* DIRECTIVE *
Rewrite the data below, switching every "open-marker" to "hollow-marker" and leaving everything else unchanged.

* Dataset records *
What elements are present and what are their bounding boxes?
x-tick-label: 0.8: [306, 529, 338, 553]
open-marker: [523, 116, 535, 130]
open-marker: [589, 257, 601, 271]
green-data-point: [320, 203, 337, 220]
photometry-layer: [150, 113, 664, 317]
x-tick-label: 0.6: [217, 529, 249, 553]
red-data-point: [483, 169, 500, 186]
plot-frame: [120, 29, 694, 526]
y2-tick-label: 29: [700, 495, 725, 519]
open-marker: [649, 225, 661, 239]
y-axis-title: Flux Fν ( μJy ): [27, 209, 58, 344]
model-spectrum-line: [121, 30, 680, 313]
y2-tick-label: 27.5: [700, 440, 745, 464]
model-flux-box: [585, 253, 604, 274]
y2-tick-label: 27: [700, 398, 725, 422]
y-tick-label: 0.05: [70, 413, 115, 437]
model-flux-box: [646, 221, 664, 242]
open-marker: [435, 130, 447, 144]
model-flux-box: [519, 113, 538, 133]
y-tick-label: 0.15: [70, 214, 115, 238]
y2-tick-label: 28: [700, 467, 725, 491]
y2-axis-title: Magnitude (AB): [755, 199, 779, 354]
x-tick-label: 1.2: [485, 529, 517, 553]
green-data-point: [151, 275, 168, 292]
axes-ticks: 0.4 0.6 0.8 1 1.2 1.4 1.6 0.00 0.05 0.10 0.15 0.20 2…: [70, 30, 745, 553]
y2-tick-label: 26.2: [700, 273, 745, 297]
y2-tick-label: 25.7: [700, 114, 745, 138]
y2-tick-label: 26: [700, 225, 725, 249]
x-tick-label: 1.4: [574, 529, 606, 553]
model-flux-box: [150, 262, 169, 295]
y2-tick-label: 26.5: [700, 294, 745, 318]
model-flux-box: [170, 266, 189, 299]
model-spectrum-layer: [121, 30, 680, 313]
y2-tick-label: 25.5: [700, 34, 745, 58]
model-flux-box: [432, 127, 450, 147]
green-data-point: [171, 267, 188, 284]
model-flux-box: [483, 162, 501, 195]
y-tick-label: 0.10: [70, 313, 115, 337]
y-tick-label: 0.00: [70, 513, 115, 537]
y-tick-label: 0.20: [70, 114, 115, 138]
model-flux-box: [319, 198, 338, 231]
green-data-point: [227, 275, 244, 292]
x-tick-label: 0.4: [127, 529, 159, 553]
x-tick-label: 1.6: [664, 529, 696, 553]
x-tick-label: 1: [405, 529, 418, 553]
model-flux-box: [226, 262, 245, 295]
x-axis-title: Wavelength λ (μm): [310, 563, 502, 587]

* RESULT *
What elements are present and what are their bounding boxes?
x-tick-label: 0.8: [306, 529, 338, 553]
hollow-marker: [523, 116, 535, 130]
hollow-marker: [589, 257, 601, 271]
green-data-point: [320, 203, 337, 220]
photometry-layer: [150, 113, 664, 317]
x-tick-label: 0.6: [217, 529, 249, 553]
red-data-point: [483, 169, 500, 186]
plot-frame: [120, 29, 694, 526]
y2-tick-label: 29: [700, 495, 725, 519]
hollow-marker: [649, 225, 661, 239]
y-axis-title: Flux Fν ( μJy ): [27, 209, 58, 344]
model-spectrum-line: [121, 30, 680, 313]
y2-tick-label: 27.5: [700, 440, 745, 464]
model-flux-box: [585, 253, 604, 274]
y2-tick-label: 27: [700, 398, 725, 422]
y-tick-label: 0.05: [70, 413, 115, 437]
model-flux-box: [646, 221, 664, 242]
hollow-marker: [435, 130, 447, 144]
model-flux-box: [519, 113, 538, 133]
y-tick-label: 0.15: [70, 214, 115, 238]
y2-tick-label: 28: [700, 467, 725, 491]
y2-axis-title: Magnitude (AB): [755, 199, 779, 354]
x-tick-label: 1.2: [485, 529, 517, 553]
green-data-point: [151, 275, 168, 292]
axes-ticks: 0.4 0.6 0.8 1 1.2 1.4 1.6 0.00 0.05 0.10 0.15 0.20 2…: [70, 30, 745, 553]
y2-tick-label: 26.2: [700, 273, 745, 297]
y2-tick-label: 25.7: [700, 114, 745, 138]
y2-tick-label: 26: [700, 225, 725, 249]
x-tick-label: 1.4: [574, 529, 606, 553]
model-flux-box: [150, 262, 169, 295]
y2-tick-label: 26.5: [700, 294, 745, 318]
model-flux-box: [170, 266, 189, 299]
model-spectrum-layer: [121, 30, 680, 313]
y2-tick-label: 25.5: [700, 34, 745, 58]
model-flux-box: [432, 127, 450, 147]
green-data-point: [171, 267, 188, 284]
model-flux-box: [483, 162, 501, 195]
y-tick-label: 0.10: [70, 313, 115, 337]
y-tick-label: 0.00: [70, 513, 115, 537]
y-tick-label: 0.20: [70, 114, 115, 138]
model-flux-box: [319, 198, 338, 231]
green-data-point: [227, 275, 244, 292]
x-tick-label: 0.4: [127, 529, 159, 553]
x-tick-label: 1.6: [664, 529, 696, 553]
x-tick-label: 1: [405, 529, 418, 553]
model-flux-box: [226, 262, 245, 295]
x-axis-title: Wavelength λ (μm): [310, 563, 502, 587]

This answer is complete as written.